■ **Stated problem**: Answer with a single number: how many lines in the listing below include "page"?

■ **Data supplied**:
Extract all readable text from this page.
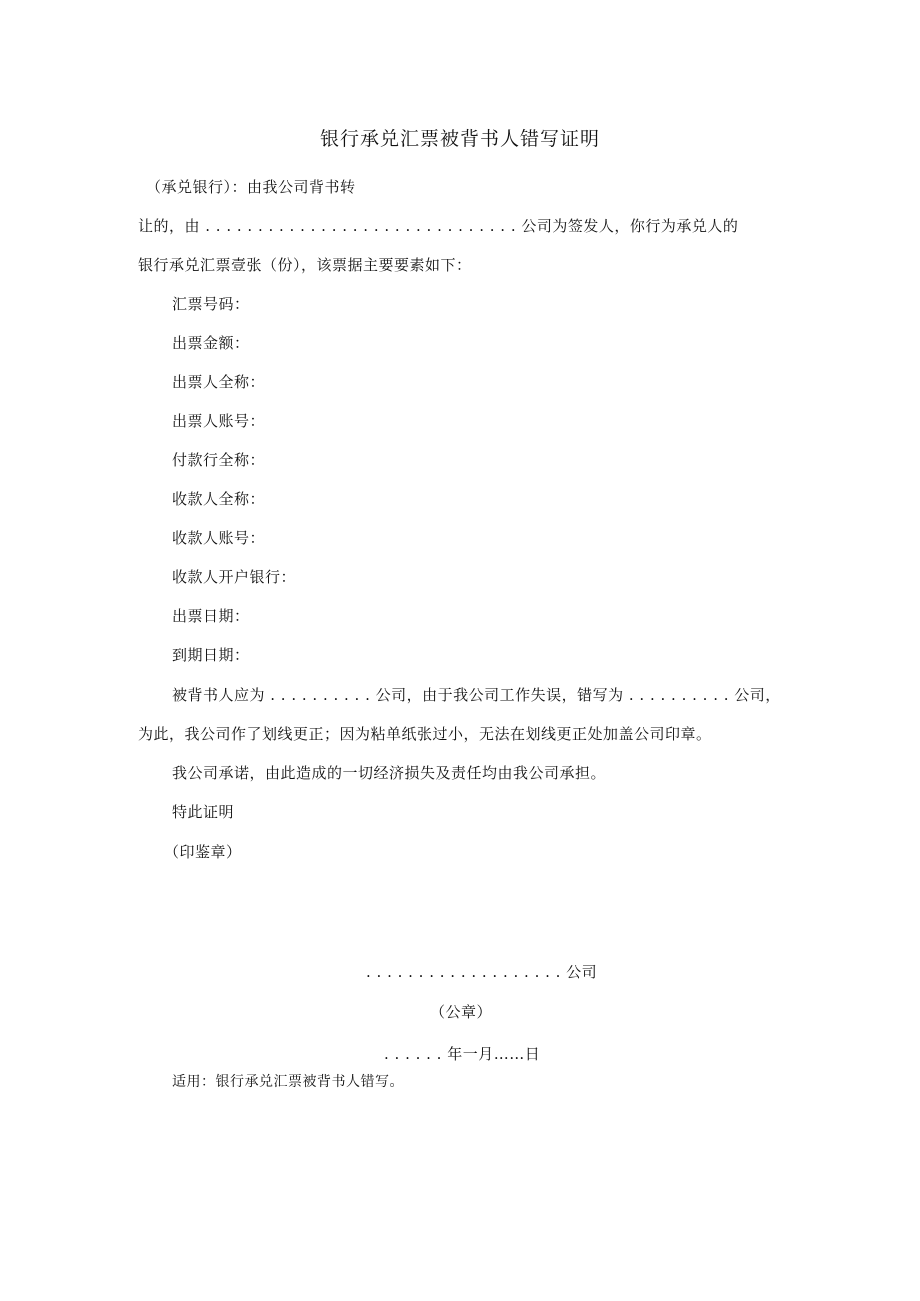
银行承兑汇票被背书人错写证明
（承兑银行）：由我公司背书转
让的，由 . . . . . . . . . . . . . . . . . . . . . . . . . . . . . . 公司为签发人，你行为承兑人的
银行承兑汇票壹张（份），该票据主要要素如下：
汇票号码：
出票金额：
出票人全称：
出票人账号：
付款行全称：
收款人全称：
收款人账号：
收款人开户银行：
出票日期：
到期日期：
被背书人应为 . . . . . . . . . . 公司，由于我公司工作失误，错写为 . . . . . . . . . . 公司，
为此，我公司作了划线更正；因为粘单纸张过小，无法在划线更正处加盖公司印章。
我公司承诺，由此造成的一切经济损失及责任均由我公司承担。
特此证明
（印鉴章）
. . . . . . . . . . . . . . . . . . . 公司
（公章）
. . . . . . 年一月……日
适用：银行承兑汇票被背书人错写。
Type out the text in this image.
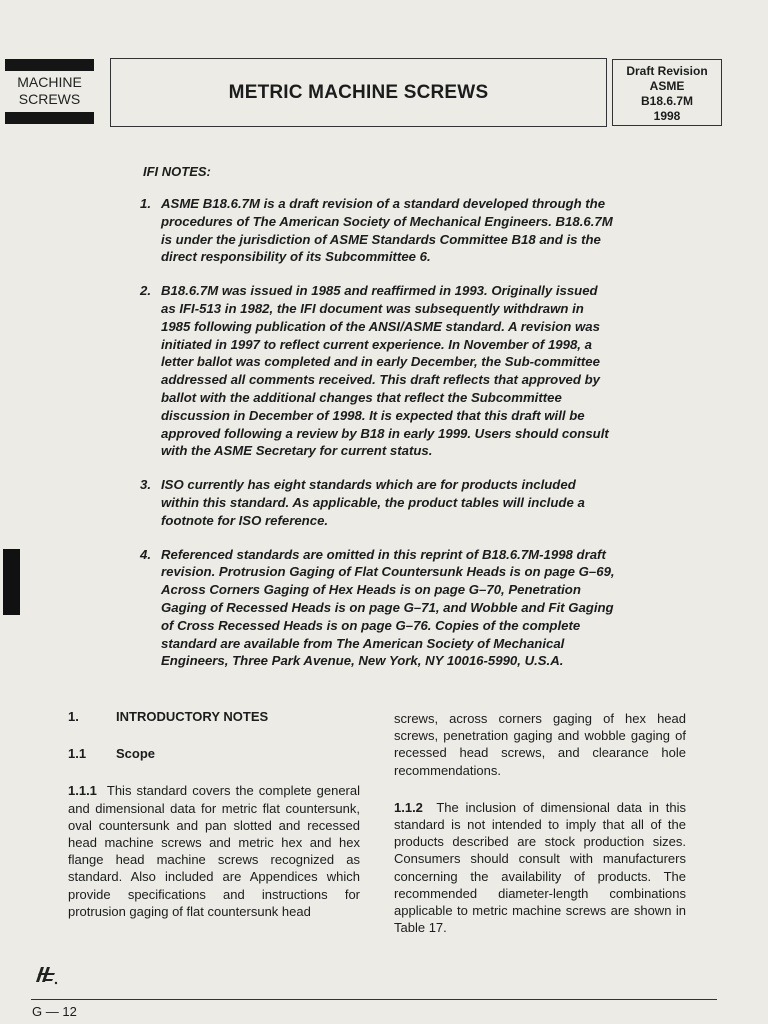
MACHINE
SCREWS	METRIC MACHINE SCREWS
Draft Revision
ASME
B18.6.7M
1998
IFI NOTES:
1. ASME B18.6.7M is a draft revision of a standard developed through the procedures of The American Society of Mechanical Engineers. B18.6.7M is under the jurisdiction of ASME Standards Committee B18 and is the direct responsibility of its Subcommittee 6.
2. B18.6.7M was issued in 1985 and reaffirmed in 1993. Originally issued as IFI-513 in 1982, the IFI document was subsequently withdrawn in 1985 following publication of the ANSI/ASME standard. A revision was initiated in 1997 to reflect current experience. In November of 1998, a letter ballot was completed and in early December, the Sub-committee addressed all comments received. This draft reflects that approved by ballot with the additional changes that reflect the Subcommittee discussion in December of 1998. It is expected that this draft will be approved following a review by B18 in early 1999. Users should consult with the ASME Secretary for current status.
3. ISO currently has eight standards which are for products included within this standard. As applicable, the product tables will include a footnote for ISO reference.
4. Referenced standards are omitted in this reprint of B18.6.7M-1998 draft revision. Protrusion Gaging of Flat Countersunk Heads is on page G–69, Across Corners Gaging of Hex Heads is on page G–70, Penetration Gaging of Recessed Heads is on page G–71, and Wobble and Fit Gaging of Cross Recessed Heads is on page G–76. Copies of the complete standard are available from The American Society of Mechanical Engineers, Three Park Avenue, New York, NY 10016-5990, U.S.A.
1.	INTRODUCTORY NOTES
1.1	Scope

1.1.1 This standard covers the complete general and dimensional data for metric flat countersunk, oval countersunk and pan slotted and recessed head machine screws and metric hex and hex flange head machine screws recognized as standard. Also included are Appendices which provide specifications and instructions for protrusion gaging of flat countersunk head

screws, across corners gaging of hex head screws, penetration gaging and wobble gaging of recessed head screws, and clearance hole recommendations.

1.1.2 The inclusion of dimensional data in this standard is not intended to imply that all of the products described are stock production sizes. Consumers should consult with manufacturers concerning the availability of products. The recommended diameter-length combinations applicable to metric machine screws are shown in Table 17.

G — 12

---

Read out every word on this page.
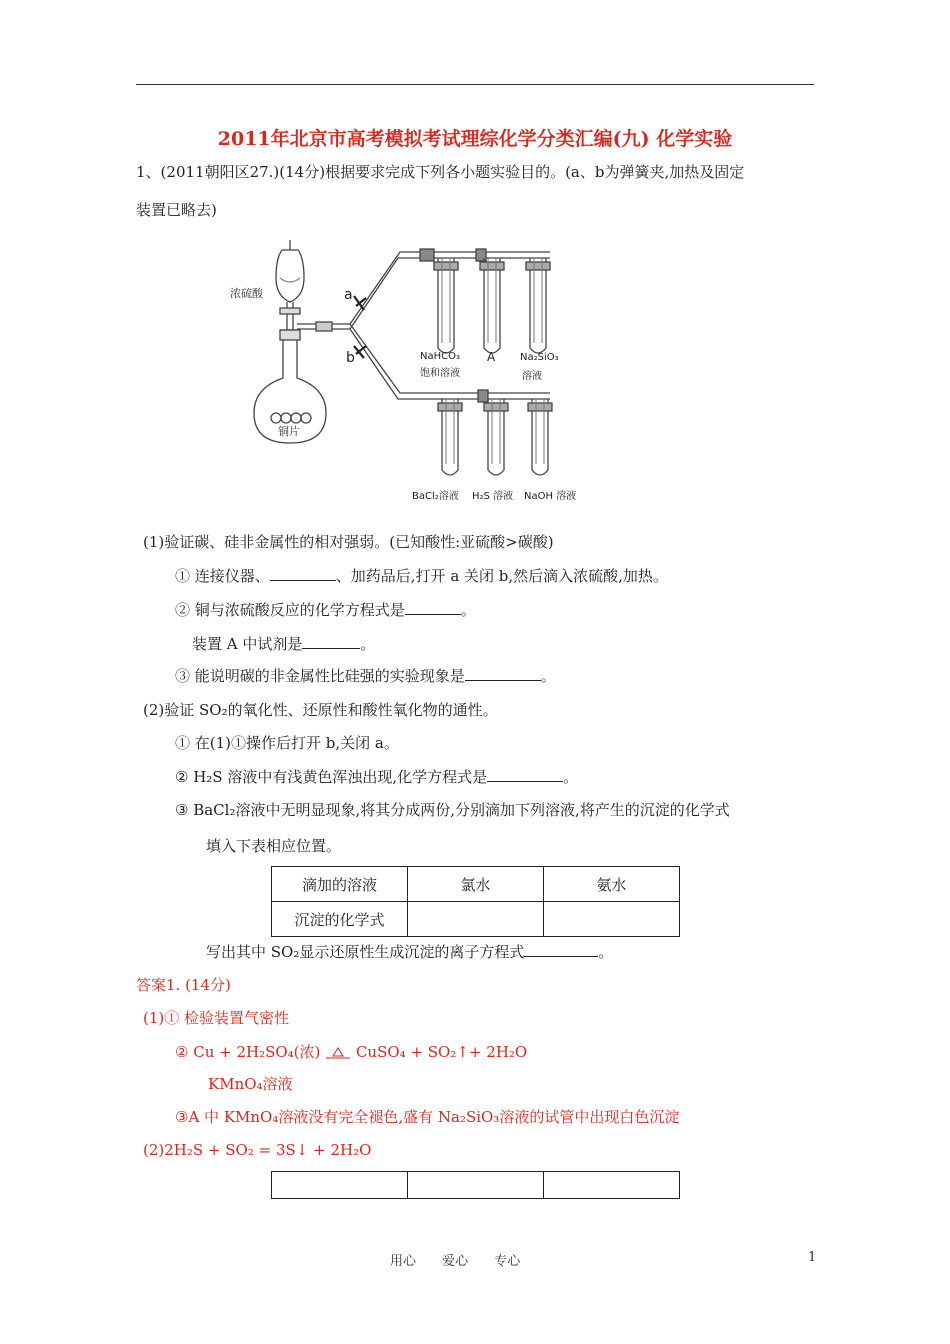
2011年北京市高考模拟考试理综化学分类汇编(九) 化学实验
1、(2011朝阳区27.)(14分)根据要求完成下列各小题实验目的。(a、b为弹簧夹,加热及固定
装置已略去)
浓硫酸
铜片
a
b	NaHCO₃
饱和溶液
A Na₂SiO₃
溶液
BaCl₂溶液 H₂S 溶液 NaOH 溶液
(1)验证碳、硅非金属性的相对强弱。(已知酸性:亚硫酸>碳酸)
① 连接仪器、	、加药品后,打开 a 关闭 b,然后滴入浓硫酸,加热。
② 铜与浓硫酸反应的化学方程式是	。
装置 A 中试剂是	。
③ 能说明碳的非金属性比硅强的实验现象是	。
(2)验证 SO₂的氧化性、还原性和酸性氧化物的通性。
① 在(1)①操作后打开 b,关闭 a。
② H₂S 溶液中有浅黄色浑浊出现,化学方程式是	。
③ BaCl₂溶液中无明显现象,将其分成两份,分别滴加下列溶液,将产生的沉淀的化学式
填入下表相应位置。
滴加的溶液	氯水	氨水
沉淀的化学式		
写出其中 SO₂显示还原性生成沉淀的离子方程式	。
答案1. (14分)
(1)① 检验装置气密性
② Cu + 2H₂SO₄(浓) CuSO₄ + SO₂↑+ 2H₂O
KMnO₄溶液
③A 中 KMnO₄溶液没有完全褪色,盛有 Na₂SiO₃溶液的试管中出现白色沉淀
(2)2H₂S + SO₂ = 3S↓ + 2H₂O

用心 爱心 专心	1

■ **Final result**: 3